***** Record list *****
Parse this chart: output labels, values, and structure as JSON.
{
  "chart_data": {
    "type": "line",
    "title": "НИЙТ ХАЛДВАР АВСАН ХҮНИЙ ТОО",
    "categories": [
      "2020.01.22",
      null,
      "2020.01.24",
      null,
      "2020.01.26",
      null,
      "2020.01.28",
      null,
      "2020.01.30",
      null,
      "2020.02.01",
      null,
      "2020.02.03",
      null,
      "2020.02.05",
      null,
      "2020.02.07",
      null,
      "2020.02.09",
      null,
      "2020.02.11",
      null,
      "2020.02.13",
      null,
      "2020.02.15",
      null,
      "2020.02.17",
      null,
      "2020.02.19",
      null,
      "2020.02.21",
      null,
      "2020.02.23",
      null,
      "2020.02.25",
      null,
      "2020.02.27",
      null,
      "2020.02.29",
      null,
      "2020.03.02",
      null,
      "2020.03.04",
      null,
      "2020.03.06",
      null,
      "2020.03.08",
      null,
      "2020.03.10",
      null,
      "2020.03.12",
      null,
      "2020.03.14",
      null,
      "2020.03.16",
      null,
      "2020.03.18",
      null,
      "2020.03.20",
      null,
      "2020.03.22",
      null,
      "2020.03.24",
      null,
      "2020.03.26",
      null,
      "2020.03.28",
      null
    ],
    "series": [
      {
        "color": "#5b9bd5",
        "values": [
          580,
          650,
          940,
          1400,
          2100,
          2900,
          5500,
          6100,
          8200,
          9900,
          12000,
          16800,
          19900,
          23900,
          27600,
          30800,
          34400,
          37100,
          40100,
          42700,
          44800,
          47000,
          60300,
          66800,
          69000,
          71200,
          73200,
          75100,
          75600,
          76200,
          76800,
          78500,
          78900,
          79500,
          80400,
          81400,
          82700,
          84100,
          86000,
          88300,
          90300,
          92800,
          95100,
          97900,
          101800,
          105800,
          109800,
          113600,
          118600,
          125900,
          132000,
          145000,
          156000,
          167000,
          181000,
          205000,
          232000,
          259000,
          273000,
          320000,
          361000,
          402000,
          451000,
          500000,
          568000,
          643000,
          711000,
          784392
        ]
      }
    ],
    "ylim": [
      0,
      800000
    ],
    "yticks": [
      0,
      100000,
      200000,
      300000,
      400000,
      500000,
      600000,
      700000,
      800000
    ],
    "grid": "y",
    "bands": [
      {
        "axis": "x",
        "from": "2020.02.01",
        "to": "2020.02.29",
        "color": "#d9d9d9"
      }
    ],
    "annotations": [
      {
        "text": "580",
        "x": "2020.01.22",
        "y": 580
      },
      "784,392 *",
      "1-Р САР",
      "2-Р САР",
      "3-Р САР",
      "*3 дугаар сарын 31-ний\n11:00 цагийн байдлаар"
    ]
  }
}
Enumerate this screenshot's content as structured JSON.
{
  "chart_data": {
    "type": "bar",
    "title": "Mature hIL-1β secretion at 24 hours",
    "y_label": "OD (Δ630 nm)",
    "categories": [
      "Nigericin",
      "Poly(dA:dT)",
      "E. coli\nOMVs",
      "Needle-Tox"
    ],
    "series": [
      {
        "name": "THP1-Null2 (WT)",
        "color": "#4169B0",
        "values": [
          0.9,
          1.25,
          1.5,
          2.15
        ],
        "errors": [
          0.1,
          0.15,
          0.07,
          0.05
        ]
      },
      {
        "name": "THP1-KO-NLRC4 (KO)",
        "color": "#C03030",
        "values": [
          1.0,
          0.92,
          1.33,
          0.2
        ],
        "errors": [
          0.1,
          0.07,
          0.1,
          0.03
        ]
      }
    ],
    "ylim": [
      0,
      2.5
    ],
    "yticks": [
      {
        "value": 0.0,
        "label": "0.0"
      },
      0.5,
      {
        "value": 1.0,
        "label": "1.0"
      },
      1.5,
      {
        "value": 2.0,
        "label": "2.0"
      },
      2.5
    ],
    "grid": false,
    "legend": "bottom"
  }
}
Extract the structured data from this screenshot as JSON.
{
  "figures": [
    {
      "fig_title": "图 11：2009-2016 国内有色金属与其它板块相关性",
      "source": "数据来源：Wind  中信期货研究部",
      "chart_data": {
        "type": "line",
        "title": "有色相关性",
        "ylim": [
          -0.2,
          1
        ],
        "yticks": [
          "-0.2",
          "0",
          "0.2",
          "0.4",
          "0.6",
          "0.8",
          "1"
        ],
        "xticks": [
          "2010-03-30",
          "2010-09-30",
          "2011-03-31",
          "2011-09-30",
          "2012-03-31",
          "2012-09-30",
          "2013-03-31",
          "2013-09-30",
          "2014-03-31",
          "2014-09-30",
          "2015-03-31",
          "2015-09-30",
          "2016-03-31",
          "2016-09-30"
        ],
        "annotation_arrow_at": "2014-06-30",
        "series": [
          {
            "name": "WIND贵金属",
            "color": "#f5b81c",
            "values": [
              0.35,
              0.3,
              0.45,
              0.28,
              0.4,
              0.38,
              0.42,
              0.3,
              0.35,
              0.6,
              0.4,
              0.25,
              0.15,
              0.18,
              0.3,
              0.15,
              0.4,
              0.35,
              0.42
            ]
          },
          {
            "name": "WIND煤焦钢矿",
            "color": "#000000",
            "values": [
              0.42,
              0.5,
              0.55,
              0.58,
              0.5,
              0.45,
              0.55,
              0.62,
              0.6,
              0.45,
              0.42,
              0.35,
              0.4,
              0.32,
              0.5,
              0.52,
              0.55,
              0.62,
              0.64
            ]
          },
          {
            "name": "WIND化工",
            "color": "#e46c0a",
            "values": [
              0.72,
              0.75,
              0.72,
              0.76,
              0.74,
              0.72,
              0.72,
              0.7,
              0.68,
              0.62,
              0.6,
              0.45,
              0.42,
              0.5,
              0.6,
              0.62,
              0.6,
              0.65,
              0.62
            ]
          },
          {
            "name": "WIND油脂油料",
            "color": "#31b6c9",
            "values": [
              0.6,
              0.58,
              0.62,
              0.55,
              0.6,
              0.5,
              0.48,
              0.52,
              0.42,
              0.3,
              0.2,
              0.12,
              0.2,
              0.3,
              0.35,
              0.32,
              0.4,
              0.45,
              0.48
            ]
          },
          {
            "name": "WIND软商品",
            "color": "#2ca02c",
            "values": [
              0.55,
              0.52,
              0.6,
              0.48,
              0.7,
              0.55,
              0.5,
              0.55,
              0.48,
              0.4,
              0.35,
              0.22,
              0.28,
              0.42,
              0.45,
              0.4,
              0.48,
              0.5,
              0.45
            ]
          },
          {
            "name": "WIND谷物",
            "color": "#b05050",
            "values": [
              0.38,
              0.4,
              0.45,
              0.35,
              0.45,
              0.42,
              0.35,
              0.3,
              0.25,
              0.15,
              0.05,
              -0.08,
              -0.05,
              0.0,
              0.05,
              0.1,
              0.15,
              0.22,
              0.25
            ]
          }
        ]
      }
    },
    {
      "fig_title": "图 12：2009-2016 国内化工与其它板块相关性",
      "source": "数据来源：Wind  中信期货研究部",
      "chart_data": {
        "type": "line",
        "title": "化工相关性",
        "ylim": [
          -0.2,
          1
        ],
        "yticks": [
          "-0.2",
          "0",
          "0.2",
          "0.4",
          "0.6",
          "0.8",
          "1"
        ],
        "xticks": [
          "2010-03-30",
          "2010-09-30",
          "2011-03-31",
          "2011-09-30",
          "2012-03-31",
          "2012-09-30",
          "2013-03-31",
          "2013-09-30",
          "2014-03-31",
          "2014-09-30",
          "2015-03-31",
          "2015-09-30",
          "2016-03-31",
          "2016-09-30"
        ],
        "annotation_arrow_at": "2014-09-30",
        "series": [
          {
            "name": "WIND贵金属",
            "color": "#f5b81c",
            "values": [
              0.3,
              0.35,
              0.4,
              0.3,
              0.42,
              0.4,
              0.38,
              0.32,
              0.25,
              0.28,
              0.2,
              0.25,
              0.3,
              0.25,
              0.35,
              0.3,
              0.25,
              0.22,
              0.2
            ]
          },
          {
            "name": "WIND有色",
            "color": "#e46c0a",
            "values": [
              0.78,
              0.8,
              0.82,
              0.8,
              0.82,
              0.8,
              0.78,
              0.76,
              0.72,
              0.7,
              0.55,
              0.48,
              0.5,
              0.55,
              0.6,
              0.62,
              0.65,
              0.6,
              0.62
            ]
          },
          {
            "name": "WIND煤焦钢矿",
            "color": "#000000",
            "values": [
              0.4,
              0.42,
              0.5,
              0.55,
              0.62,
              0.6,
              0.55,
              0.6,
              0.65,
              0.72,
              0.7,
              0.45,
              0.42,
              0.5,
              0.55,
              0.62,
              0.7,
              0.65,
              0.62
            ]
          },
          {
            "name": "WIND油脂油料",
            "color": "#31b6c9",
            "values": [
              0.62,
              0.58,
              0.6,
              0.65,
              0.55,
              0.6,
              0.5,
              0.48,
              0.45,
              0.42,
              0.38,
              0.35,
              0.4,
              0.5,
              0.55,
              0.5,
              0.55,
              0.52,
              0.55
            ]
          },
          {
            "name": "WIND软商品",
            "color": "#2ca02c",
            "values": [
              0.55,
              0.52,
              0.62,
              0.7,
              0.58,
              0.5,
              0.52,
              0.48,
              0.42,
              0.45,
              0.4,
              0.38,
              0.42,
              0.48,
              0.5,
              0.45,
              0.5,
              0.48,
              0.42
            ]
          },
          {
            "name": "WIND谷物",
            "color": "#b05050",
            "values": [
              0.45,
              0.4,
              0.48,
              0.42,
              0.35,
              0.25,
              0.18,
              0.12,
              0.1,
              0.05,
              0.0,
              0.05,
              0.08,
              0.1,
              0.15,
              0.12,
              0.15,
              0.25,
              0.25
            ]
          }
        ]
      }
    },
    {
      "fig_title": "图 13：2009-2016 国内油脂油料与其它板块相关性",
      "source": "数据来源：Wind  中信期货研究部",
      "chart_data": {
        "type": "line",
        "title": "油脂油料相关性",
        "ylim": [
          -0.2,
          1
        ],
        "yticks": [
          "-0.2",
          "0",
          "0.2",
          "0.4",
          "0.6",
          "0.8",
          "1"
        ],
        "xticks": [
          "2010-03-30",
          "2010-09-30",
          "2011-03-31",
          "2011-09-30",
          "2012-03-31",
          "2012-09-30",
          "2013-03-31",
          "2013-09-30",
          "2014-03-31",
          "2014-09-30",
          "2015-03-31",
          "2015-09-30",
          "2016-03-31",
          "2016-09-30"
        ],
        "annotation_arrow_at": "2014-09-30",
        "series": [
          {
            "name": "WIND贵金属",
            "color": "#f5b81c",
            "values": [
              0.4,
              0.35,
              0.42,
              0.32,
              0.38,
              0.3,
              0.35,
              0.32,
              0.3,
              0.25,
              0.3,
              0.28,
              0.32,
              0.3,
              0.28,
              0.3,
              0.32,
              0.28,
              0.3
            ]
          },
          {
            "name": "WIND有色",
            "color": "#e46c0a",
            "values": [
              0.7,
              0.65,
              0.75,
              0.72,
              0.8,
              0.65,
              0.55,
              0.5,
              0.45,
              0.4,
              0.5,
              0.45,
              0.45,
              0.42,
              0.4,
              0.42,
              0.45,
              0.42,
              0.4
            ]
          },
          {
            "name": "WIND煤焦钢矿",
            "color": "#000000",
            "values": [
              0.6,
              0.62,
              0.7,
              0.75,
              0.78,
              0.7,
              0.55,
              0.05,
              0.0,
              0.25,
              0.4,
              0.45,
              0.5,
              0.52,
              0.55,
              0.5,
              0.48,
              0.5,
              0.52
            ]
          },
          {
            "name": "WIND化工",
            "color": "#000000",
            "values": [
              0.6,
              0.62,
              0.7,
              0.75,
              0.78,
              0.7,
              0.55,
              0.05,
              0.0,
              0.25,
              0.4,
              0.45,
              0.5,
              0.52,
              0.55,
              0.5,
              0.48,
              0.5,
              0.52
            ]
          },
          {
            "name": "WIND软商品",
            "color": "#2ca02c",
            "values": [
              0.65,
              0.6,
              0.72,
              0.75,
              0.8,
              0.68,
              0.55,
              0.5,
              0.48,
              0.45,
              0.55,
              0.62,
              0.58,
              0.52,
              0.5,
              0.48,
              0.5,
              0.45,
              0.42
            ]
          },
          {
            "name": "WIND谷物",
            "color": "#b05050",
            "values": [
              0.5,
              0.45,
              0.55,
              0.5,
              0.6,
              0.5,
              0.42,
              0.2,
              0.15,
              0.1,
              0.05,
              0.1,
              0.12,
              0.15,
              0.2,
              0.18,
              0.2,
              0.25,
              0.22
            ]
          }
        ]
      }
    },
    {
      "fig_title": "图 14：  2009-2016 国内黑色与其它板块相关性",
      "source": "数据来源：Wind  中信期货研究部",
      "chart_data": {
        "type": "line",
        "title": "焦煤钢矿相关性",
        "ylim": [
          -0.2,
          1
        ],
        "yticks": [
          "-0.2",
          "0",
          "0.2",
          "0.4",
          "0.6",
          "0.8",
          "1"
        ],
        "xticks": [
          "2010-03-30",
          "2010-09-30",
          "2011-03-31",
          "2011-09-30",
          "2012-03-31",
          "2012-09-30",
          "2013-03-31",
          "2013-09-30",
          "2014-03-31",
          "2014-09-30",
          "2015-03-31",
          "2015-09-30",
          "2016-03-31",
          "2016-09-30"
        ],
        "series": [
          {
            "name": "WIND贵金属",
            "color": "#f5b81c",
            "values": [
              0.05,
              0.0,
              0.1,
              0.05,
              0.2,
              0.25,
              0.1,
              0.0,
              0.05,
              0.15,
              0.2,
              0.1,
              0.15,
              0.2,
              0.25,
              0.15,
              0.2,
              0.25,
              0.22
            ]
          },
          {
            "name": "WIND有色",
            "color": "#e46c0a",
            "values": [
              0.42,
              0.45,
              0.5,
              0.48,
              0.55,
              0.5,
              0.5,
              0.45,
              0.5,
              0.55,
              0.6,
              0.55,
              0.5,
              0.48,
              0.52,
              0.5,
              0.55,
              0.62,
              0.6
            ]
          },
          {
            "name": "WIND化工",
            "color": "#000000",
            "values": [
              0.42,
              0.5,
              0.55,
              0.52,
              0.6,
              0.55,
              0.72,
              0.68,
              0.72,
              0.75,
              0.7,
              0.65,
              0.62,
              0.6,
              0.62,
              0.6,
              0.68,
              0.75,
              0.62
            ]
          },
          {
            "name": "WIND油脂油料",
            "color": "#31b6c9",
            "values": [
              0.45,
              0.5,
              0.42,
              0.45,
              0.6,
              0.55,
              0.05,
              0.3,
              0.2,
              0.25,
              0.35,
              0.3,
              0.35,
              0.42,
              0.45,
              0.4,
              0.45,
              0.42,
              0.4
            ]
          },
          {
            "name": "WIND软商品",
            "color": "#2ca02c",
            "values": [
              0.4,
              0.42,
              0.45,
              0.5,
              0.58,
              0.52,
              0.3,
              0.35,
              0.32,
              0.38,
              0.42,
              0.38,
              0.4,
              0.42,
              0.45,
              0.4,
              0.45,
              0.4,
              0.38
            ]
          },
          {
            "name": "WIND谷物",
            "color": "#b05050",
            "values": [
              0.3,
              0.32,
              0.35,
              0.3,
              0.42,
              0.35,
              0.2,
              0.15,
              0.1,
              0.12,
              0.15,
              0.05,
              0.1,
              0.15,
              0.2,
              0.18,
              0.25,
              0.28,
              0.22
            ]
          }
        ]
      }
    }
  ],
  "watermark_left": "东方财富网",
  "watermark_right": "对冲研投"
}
*****
Given request:
Say the number of lines in the records above that include the string "screenshot", and no more.

Expected answer:
2